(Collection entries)

==========

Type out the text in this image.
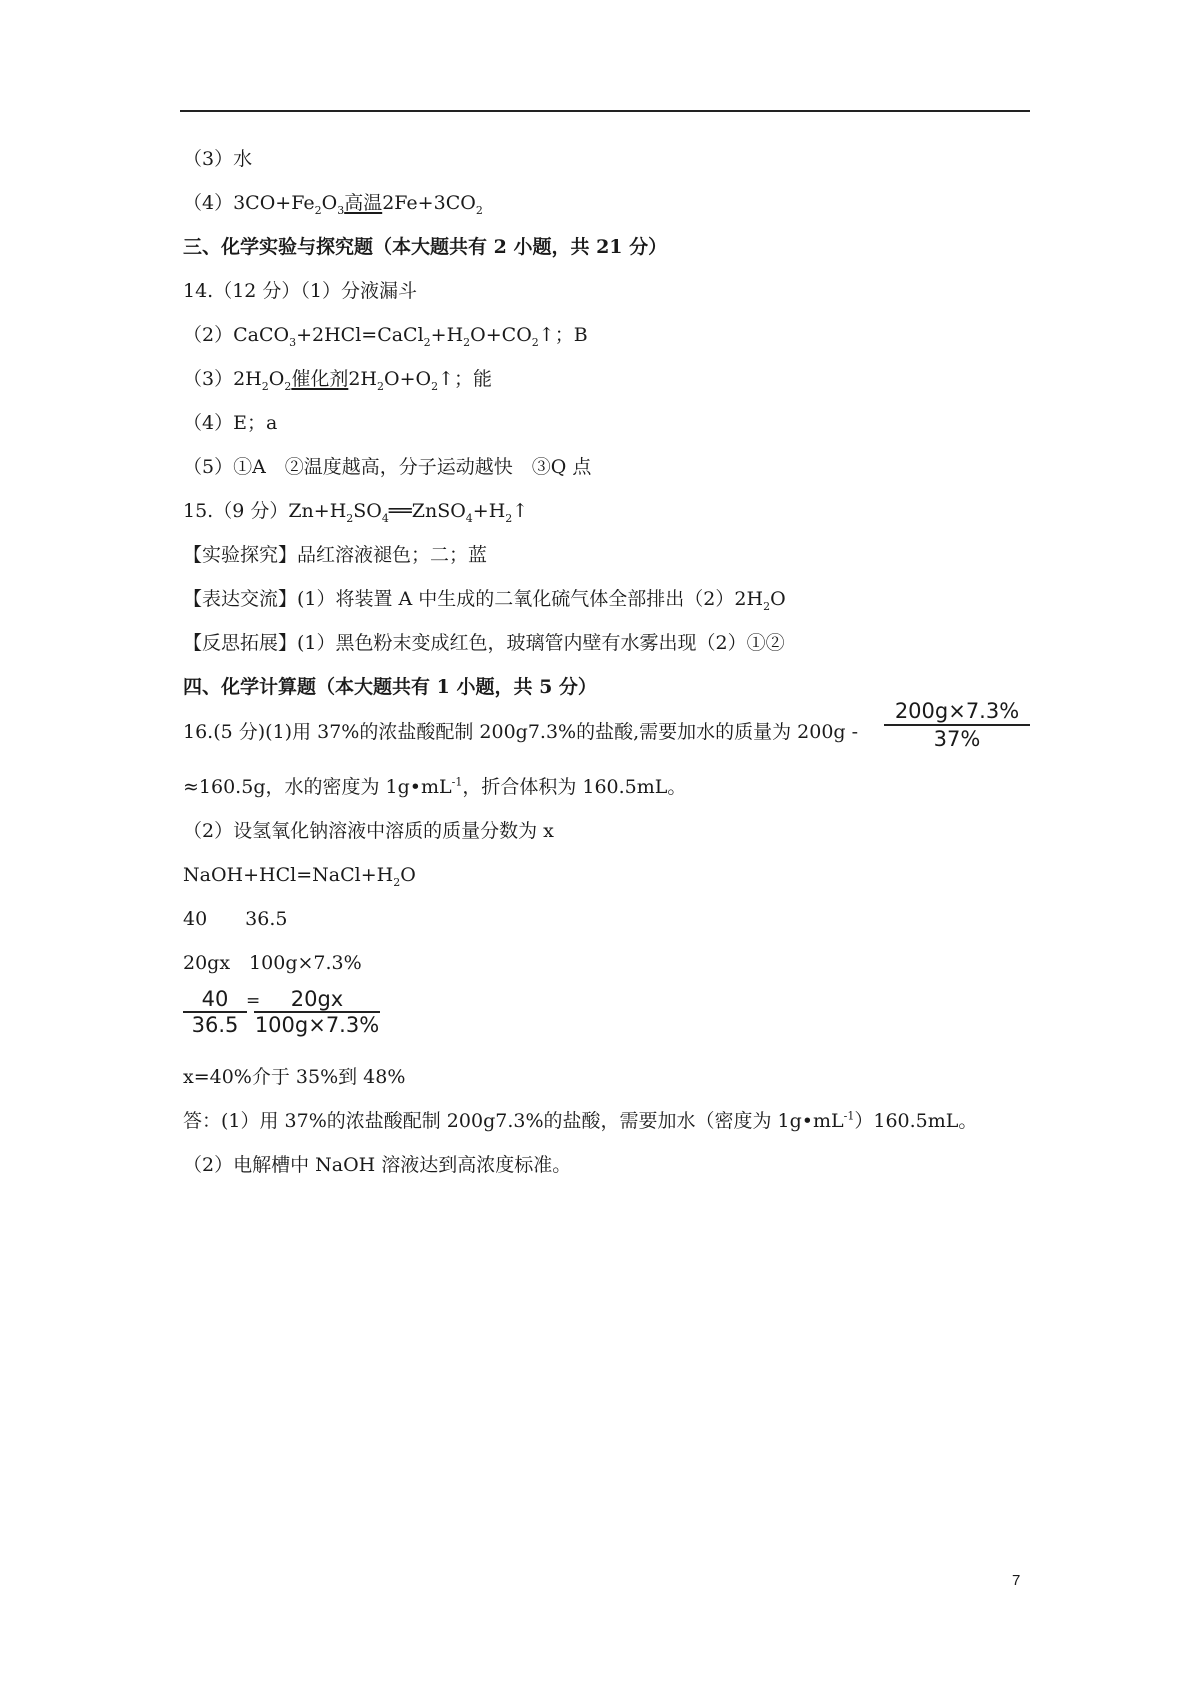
（3）水
$(4)3CO+Fe_2O_3$高温$2Fe+3CO_2$
三、化学实验与探究题（本大题共有 2 小题，共 21 分）
14.（12 分）（1）分液漏斗
$(2)CaCO_3+2HCl=CaCl_2+H_2O+CO_2↑$；B
$(3)2H_2O_2$催化剂$2H_2O+O_2↑$；能
（4）E；a
（5）①A　②温度越高，分子运动越快　③Q 点
15.（9 分）$Zn+H_2SO_4══ZnSO_4+H_2↑$
【实验探究】品红溶液褪色；二；蓝
【表达交流】(1）将装置 A 中生成的二氧化硫气体全部排出$(2)2H_2O$
【反思拓展】(1）黑色粉末变成红色，玻璃管内壁有水雾出现（2）①②
四、化学计算题（本大题共有 1 小题，共 5 分）
16.(5 分)(1)用 37%的浓盐酸配制 200g7.3%的盐酸,需要加水的质量为 200g -
200g×7.3%
37%
≈160.5g，水的密度为 $1g•mL^{-1}$，折合体积为 160.5mL。
（2）设氢氧化钠溶液中溶质的质量分数为 x
$NaOH+HCl=NaCl+H_2O$
40　　36.5
20gx　100g×7.3%
40
36.5
=	20gx
100g×7.3%
x=40%介于 35%到 48%
答：(1）用 37%的浓盐酸配制 200g7.3%的盐酸，需要加水（密度为 $1g•mL^{-1})160.5mL$。
（2）电解槽中 NaOH 溶液达到高浓度标准。
7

==========

_EXERCISE_
Copy each line above precisely, dropping the pictures.

_WORKED ANSWER_
Type out the text in this image.
（3）水
$(4)3CO+Fe_2O_3$高温$2Fe+3CO_2$
三、化学实验与探究题（本大题共有 2 小题，共 21 分）
14.（12 分）（1）分液漏斗
$(2)CaCO_3+2HCl=CaCl_2+H_2O+CO_2↑$；B
$(3)2H_2O_2$催化剂$2H_2O+O_2↑$；能
（4）E；a
（5）①A　②温度越高，分子运动越快　③Q 点
15.（9 分）$Zn+H_2SO_4══ZnSO_4+H_2↑$
【实验探究】品红溶液褪色；二；蓝
【表达交流】(1）将装置 A 中生成的二氧化硫气体全部排出$(2)2H_2O$
【反思拓展】(1）黑色粉末变成红色，玻璃管内壁有水雾出现（2）①②
四、化学计算题（本大题共有 1 小题，共 5 分）
16.(5 分)(1)用 37%的浓盐酸配制 200g7.3%的盐酸,需要加水的质量为 200g -
200g×7.3%
37%
≈160.5g，水的密度为 $1g•mL^{-1}$，折合体积为 160.5mL。
（2）设氢氧化钠溶液中溶质的质量分数为 x
$NaOH+HCl=NaCl+H_2O$
40　　36.5
20gx　100g×7.3%
40
36.5
=	20gx
100g×7.3%
x=40%介于 35%到 48%
答：(1）用 37%的浓盐酸配制 200g7.3%的盐酸，需要加水（密度为 $1g•mL^{-1})160.5mL$。
（2）电解槽中 NaOH 溶液达到高浓度标准。
7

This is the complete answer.